### DIRECTION
Identify and reproduce every line holding the string "Иванович".
start
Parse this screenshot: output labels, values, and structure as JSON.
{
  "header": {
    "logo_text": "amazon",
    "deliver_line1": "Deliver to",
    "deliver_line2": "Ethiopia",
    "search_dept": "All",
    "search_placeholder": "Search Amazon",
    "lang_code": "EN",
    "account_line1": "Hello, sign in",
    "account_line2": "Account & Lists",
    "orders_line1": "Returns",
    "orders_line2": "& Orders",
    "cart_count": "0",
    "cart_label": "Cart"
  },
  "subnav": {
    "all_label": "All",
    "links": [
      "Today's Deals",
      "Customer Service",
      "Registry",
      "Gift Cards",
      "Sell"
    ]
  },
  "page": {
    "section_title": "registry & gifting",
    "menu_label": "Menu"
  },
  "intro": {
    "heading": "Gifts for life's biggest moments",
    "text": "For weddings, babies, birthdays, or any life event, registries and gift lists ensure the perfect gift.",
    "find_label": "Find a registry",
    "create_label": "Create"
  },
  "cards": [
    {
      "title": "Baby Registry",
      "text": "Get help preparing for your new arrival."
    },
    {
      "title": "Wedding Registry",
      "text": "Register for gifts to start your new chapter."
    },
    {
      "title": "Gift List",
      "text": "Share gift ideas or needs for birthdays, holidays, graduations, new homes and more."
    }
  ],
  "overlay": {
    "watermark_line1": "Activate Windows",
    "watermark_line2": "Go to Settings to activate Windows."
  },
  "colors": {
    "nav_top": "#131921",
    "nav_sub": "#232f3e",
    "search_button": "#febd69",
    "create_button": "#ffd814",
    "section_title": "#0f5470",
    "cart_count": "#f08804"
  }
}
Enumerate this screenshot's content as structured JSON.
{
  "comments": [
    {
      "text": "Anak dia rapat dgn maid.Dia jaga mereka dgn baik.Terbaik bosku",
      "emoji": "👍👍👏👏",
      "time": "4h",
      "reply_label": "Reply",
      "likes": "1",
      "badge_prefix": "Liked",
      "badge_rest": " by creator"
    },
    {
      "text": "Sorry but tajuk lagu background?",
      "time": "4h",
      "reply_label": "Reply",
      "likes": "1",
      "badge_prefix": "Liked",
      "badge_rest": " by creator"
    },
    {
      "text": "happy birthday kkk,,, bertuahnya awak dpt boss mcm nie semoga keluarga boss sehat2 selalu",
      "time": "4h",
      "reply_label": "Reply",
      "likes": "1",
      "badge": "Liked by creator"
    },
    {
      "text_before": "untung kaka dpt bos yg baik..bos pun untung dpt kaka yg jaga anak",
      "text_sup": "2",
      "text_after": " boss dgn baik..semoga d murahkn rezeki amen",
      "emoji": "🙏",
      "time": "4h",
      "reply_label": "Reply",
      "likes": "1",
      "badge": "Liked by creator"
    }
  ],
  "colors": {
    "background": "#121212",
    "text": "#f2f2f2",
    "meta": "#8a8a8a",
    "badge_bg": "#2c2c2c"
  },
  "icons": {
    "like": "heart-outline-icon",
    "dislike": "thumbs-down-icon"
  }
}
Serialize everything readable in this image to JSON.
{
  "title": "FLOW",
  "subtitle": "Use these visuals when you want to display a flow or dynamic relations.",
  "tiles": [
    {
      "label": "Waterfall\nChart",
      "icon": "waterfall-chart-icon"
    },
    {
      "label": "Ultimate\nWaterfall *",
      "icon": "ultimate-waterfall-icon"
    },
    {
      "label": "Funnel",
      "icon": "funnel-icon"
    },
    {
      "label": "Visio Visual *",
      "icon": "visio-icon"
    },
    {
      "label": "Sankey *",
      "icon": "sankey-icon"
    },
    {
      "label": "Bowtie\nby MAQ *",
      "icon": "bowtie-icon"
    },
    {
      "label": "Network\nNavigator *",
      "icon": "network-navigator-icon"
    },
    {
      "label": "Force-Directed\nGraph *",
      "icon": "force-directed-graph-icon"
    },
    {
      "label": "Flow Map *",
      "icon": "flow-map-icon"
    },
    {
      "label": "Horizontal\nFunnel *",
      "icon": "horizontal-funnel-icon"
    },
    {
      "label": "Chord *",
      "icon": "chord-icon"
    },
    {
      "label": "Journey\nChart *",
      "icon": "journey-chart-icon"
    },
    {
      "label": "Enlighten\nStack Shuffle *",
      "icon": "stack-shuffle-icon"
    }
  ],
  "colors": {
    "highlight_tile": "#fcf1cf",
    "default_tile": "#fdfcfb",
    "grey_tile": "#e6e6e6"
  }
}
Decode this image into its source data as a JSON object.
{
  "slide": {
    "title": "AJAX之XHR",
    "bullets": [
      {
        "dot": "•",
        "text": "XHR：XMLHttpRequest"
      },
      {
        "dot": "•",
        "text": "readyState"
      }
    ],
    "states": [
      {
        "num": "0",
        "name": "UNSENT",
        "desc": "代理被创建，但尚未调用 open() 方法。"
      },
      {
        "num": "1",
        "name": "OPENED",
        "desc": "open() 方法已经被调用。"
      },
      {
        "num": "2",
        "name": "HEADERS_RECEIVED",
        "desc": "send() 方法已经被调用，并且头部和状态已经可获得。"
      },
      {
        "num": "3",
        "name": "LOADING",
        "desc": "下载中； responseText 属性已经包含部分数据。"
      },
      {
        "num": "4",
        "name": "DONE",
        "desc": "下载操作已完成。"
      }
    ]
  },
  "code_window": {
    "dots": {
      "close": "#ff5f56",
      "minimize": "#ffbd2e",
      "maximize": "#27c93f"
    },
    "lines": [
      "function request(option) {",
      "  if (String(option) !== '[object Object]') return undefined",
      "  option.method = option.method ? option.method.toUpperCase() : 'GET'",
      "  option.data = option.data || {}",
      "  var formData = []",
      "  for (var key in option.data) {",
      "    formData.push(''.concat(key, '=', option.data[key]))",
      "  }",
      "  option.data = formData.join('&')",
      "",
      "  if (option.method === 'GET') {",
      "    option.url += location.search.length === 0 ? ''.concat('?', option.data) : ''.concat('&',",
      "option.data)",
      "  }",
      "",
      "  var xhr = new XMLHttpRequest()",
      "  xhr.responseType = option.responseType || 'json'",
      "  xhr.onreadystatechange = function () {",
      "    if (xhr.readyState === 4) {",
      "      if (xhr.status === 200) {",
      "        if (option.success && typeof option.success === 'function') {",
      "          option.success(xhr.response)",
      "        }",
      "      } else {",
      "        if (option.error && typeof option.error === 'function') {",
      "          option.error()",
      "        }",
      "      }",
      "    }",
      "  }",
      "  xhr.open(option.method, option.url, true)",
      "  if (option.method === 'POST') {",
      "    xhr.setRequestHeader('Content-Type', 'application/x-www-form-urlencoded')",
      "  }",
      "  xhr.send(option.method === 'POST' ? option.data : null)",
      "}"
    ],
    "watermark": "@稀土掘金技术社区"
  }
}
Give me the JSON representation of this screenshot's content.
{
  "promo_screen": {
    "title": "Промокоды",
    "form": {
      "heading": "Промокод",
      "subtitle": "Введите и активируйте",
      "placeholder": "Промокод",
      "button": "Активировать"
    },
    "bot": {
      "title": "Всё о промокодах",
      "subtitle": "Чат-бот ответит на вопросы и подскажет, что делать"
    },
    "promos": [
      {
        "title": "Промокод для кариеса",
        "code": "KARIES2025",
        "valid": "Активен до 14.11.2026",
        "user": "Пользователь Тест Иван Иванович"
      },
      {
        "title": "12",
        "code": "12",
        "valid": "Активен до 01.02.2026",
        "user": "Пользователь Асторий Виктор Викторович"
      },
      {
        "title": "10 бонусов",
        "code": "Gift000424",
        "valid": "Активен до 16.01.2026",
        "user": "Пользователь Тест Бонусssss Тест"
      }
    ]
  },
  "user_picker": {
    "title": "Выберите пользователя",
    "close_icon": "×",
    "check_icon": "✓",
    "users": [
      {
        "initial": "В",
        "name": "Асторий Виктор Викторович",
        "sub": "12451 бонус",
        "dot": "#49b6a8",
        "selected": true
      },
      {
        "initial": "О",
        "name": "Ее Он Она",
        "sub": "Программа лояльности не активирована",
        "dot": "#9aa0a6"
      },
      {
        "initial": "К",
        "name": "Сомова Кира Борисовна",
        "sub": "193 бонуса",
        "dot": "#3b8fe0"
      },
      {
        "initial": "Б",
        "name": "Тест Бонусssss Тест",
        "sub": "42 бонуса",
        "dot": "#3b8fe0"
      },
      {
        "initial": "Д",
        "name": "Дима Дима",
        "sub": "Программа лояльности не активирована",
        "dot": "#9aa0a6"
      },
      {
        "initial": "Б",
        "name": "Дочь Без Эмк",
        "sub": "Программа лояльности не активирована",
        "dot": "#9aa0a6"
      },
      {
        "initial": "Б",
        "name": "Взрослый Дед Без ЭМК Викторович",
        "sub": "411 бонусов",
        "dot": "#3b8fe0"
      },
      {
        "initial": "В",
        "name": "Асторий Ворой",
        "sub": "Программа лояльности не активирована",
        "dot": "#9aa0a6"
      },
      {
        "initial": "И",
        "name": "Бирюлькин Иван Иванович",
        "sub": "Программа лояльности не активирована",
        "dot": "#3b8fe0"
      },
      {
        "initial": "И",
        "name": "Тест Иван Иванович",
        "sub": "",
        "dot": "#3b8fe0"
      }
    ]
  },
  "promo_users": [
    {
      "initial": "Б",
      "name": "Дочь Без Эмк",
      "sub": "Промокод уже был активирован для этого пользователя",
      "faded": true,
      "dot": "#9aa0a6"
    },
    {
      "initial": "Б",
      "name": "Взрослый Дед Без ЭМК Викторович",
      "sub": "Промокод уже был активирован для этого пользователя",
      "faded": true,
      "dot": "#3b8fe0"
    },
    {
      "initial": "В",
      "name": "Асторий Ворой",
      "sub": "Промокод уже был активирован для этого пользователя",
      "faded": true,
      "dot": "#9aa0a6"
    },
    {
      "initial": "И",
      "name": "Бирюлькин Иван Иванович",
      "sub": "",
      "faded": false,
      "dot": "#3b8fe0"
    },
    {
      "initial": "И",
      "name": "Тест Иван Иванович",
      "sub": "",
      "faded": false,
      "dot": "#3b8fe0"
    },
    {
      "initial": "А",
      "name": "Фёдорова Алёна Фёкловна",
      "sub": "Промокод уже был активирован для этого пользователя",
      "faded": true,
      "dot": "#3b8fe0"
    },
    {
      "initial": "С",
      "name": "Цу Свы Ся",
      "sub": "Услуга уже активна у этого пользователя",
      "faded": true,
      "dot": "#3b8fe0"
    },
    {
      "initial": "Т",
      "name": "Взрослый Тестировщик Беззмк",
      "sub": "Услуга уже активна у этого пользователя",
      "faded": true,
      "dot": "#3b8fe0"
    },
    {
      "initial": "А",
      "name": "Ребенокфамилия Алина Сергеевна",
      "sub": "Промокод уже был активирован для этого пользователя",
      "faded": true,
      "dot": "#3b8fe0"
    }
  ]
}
end
### CORRECT ANSWER
        "user": "Пользователь Тест Иван Иванович"
        "name": "Бирюлькин Иван Иванович",
        "name": "Тест Иван Иванович",
      "name": "Бирюлькин Иван Иванович",
      "name": "Тест Иван Иванович",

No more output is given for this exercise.